BRIEF
Single out the lines of the material that contain "Sumatera" and copy them.

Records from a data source
━━━━━━━━━━━━━━━━━━━━━━━━━━━━━━

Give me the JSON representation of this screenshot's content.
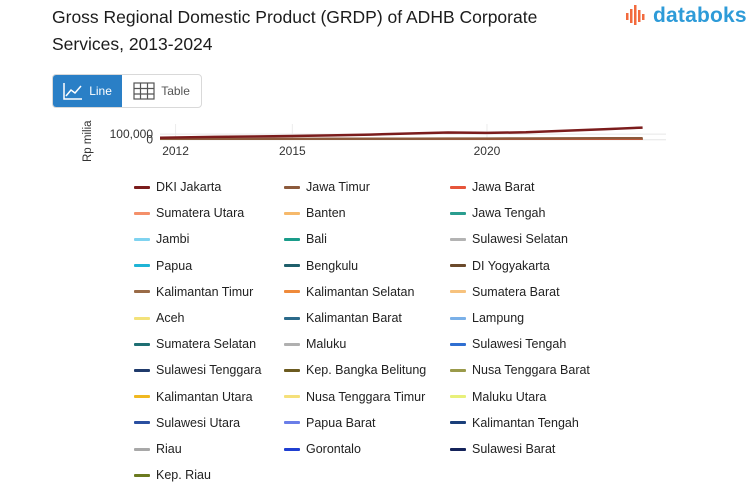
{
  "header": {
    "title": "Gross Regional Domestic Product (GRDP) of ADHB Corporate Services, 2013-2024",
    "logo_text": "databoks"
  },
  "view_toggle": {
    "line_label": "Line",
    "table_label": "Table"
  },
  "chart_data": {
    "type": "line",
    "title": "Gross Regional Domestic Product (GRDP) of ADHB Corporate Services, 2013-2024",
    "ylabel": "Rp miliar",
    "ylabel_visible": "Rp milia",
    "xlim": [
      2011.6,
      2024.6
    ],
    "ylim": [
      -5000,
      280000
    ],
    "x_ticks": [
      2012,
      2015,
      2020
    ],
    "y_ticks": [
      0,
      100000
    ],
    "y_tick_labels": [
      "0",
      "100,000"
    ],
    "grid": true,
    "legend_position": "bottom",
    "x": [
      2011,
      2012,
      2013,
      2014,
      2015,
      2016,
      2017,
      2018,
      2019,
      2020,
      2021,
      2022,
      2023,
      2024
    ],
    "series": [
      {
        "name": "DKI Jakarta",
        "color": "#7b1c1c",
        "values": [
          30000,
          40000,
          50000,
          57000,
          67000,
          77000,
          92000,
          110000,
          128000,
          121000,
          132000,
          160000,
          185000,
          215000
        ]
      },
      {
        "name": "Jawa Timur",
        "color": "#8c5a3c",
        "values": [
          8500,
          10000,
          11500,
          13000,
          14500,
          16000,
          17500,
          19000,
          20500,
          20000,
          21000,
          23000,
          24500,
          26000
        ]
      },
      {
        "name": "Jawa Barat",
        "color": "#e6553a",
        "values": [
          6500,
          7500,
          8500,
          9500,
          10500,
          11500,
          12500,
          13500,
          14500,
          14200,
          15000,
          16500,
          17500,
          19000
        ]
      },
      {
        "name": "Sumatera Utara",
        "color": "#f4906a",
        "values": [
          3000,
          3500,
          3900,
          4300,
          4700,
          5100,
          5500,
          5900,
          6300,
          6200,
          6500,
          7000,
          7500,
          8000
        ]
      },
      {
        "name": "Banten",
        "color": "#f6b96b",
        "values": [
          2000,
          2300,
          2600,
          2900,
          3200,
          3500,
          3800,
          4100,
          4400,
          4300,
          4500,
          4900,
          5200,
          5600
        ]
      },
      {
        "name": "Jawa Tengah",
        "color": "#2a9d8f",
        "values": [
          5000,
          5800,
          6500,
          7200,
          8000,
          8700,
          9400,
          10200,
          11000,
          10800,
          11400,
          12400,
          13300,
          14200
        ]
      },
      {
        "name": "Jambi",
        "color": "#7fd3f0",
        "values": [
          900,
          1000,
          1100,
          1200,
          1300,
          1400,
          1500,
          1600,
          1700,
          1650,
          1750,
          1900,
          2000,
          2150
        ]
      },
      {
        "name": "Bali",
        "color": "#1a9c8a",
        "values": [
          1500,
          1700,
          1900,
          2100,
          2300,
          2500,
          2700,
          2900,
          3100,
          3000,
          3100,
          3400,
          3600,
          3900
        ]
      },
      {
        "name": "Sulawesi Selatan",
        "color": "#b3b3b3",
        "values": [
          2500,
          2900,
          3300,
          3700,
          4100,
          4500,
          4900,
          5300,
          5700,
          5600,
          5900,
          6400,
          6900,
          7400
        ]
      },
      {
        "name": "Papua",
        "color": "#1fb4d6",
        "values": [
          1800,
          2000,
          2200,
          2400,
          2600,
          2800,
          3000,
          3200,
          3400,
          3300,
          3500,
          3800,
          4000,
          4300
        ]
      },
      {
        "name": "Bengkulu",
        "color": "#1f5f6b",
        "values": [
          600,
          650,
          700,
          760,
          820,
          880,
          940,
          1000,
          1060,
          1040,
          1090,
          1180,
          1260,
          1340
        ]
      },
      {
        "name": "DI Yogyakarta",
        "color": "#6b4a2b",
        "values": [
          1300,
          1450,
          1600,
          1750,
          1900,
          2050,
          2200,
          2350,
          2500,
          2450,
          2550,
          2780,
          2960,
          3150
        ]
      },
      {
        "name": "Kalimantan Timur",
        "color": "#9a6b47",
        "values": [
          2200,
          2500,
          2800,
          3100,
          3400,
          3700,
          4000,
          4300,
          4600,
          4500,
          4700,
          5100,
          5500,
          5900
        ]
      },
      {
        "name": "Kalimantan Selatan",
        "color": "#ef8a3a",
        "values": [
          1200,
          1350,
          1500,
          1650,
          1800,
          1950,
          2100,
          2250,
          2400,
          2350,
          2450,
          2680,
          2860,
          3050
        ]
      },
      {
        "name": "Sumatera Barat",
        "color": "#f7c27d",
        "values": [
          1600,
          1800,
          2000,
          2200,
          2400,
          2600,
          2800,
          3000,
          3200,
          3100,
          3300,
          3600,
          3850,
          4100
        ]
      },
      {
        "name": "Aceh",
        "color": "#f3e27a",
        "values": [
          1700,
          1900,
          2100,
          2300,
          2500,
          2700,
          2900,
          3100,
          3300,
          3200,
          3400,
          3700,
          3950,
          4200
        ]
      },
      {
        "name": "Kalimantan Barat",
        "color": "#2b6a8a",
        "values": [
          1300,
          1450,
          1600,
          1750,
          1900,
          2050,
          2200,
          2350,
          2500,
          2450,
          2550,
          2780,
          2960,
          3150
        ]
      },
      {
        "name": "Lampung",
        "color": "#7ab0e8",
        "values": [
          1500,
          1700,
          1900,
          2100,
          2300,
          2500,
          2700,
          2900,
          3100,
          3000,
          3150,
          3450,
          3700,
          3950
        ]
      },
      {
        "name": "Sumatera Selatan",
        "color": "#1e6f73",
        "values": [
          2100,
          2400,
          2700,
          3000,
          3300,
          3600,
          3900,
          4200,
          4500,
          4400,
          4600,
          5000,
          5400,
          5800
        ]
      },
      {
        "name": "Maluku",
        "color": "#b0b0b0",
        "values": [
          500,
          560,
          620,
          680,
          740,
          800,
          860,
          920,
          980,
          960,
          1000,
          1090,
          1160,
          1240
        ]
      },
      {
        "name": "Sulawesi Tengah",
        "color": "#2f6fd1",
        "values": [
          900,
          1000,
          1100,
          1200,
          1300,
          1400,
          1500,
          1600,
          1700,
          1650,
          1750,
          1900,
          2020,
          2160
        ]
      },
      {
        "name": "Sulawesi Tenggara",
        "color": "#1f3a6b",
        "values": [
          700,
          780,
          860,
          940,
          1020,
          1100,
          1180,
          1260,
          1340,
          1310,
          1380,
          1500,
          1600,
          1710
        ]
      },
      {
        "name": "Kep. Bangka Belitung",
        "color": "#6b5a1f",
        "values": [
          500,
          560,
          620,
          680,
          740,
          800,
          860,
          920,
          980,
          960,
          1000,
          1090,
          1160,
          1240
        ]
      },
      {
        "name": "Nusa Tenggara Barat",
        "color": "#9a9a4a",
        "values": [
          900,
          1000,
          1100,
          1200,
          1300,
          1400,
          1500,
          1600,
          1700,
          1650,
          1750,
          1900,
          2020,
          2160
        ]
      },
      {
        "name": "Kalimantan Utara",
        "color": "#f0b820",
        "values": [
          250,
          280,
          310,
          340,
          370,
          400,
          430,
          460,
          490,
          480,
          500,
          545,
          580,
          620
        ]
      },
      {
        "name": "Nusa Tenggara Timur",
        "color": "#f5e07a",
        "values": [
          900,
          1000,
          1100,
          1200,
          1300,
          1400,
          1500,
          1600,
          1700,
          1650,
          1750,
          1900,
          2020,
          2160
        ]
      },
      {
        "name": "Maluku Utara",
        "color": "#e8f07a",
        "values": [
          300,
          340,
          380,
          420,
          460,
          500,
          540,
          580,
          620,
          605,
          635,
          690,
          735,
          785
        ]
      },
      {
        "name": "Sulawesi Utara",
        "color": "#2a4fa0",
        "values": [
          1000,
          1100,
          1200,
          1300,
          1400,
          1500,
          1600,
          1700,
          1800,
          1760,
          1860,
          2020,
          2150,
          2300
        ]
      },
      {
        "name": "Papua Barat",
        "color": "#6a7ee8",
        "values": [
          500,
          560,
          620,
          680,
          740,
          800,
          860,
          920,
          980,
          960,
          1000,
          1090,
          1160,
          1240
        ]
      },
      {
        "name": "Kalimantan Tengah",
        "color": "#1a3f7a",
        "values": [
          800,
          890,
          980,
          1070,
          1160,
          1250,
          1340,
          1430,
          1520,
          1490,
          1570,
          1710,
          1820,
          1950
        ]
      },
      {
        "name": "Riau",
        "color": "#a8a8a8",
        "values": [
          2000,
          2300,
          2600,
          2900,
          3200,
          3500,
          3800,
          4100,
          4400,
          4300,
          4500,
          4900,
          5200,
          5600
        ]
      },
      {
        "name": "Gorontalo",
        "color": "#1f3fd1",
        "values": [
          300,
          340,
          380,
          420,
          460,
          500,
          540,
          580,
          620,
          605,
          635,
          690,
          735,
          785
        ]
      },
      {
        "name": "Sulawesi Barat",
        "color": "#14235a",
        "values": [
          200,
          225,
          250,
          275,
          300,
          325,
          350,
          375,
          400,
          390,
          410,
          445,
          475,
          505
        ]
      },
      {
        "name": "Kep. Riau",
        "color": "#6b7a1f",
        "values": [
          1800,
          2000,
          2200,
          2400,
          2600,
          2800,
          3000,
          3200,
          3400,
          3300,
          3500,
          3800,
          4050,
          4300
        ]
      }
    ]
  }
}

━━━━━━━━━━━━━━━━━━━━━━━━━━━━━━

SOLUTION TO THE EXERCISE
        "name": "Sumatera Utara",
        "name": "Sumatera Barat",
        "name": "Sumatera Selatan",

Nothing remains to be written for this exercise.